>> begin GIVEN ENTRIES

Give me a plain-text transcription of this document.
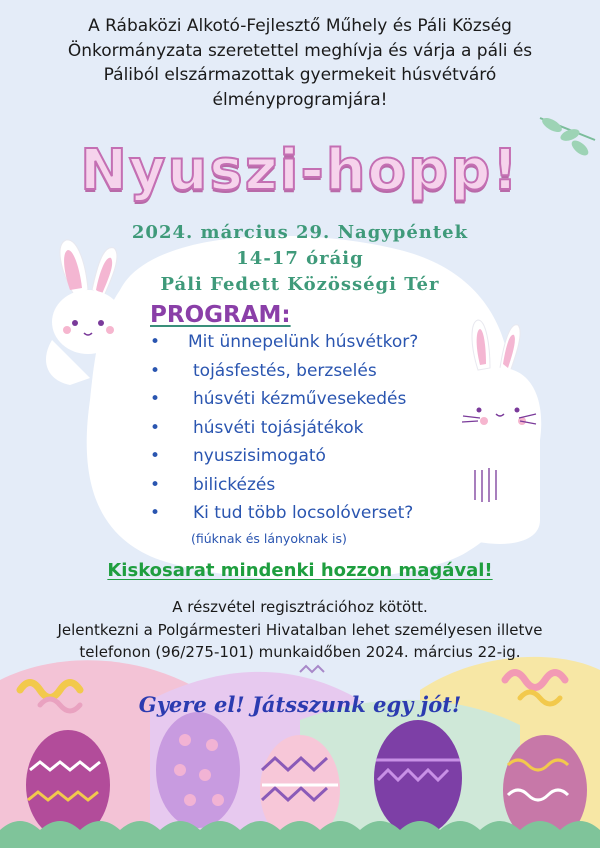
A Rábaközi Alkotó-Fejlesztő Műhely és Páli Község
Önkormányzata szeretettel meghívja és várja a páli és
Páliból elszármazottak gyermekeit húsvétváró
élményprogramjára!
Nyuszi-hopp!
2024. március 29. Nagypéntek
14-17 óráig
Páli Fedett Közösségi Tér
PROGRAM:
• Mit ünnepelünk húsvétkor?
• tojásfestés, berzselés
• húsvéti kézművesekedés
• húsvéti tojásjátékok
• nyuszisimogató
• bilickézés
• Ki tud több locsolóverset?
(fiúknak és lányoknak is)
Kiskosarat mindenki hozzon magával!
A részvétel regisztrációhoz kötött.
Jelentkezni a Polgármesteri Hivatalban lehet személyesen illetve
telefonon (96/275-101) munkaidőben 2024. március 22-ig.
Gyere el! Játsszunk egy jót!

>> end GIVEN ENTRIES
>> begin GIVEN ENTRIES

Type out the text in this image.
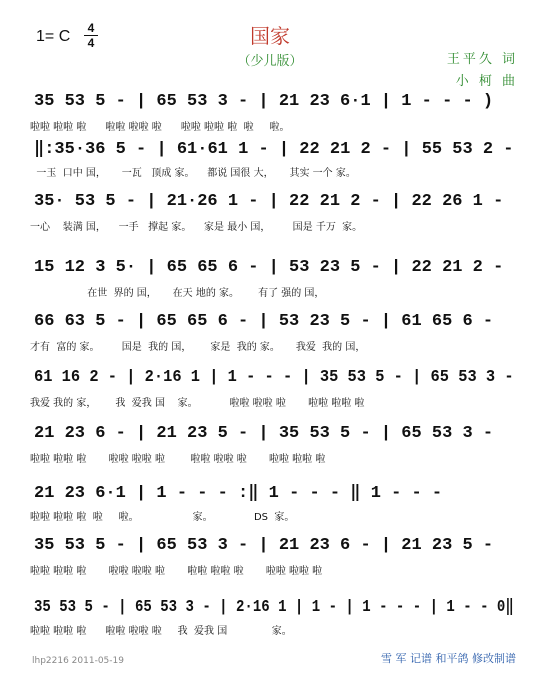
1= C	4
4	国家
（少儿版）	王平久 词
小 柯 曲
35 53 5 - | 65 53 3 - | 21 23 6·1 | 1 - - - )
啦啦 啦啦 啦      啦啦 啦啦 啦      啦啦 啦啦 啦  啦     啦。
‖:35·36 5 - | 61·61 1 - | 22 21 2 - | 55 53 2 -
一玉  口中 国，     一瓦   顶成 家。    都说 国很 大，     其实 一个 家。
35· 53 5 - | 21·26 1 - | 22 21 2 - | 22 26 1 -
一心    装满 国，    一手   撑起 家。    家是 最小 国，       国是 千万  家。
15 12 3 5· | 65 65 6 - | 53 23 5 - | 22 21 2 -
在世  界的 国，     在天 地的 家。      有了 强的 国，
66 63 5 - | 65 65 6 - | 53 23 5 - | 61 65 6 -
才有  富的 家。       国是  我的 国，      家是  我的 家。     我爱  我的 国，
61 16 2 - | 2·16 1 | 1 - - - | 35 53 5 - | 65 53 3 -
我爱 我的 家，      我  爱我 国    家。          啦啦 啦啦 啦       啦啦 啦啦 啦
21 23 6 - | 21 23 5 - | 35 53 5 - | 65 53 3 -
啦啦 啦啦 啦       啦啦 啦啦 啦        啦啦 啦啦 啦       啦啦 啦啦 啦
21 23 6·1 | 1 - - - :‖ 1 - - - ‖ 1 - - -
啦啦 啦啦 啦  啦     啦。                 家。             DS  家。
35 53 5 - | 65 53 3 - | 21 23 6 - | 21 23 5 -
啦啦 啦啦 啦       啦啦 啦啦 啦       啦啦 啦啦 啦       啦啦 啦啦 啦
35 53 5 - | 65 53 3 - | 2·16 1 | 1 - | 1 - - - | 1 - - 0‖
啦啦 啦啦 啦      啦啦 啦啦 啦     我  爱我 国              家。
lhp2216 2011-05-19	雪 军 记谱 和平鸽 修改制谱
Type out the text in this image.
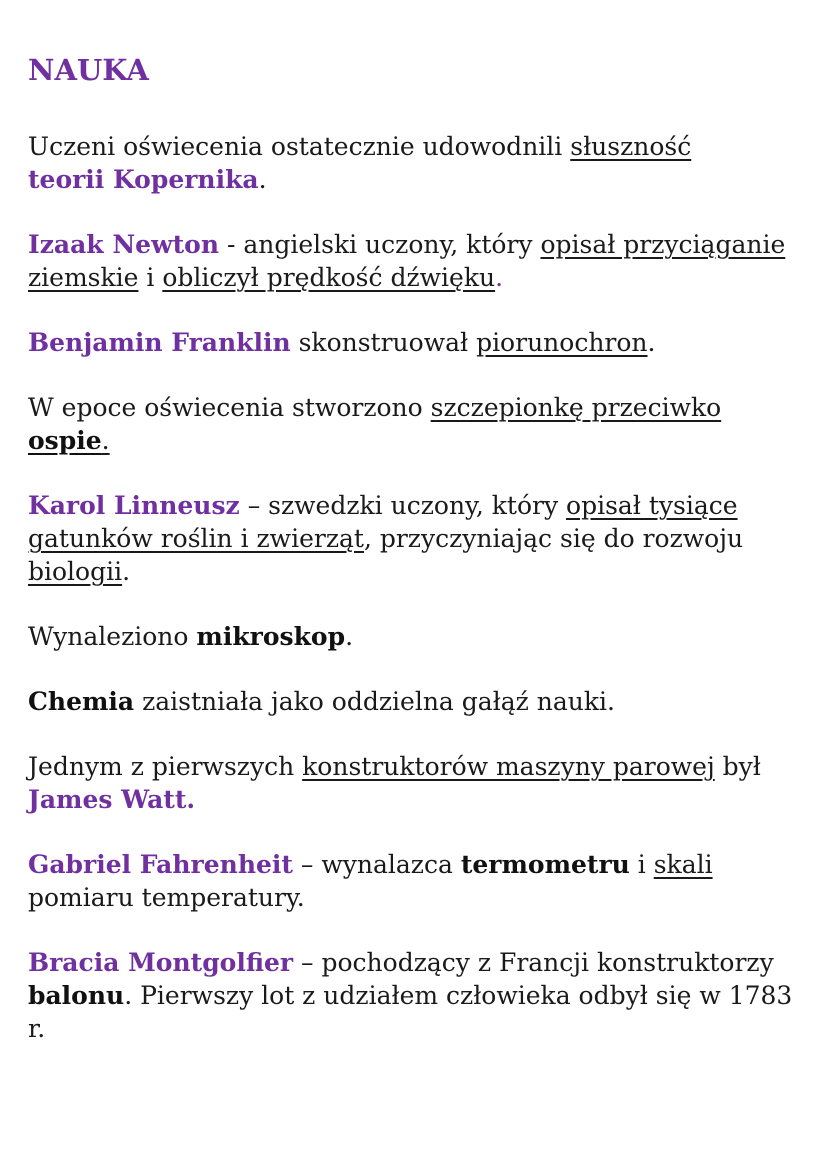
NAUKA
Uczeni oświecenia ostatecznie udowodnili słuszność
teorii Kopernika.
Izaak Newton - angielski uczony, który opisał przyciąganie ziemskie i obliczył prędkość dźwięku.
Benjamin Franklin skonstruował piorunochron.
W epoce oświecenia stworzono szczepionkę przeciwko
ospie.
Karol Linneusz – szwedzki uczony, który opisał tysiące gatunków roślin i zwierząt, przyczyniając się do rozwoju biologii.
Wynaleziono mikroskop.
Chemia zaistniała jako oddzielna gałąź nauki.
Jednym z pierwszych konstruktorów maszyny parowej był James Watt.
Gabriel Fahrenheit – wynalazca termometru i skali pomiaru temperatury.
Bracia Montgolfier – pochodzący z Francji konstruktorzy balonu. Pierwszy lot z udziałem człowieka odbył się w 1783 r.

>> end GIVEN ENTRIES
>> begin GIVEN ENTRIES

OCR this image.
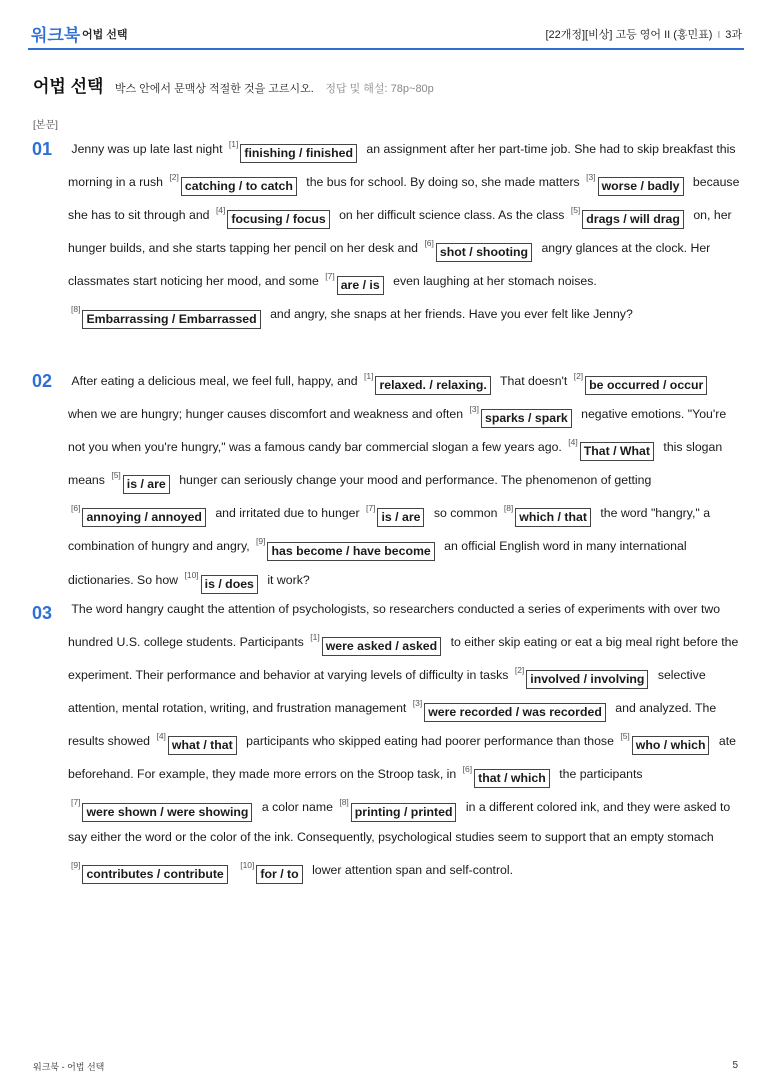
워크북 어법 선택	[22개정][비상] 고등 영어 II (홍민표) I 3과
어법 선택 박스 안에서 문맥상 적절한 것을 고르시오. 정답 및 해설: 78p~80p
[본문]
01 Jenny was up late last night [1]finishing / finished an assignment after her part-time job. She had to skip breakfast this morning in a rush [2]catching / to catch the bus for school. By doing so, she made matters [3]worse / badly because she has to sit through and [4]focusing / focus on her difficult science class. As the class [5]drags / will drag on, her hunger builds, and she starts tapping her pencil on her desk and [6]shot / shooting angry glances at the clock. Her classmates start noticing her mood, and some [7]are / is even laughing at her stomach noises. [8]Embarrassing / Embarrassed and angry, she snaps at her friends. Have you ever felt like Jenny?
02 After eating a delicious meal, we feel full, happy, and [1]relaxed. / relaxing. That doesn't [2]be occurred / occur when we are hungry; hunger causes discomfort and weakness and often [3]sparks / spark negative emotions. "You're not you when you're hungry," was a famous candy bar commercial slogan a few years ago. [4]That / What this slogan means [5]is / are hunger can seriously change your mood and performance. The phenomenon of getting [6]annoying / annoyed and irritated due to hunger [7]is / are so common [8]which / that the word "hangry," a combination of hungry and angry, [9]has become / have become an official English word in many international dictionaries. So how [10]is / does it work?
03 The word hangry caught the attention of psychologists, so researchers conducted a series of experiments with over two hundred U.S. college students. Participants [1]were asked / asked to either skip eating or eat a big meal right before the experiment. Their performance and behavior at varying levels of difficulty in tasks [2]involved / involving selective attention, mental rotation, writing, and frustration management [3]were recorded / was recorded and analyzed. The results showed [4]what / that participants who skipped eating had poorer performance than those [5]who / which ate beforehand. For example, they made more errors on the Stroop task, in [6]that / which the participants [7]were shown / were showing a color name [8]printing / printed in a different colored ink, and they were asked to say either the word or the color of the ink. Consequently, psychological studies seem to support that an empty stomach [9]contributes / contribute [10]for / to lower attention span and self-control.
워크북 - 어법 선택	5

>> end GIVEN ENTRIES

WHAT YOU NEED TO DO:
Filter the records above and return every line that holds the word "który".

COMPLETED EXERCISE:
Izaak Newton - angielski uczony, który opisał przyciąganie ziemskie i obliczył prędkość dźwięku.
Karol Linneusz – szwedzki uczony, który opisał tysiące gatunków roślin i zwierząt, przyczyniając się do rozwoju biologii.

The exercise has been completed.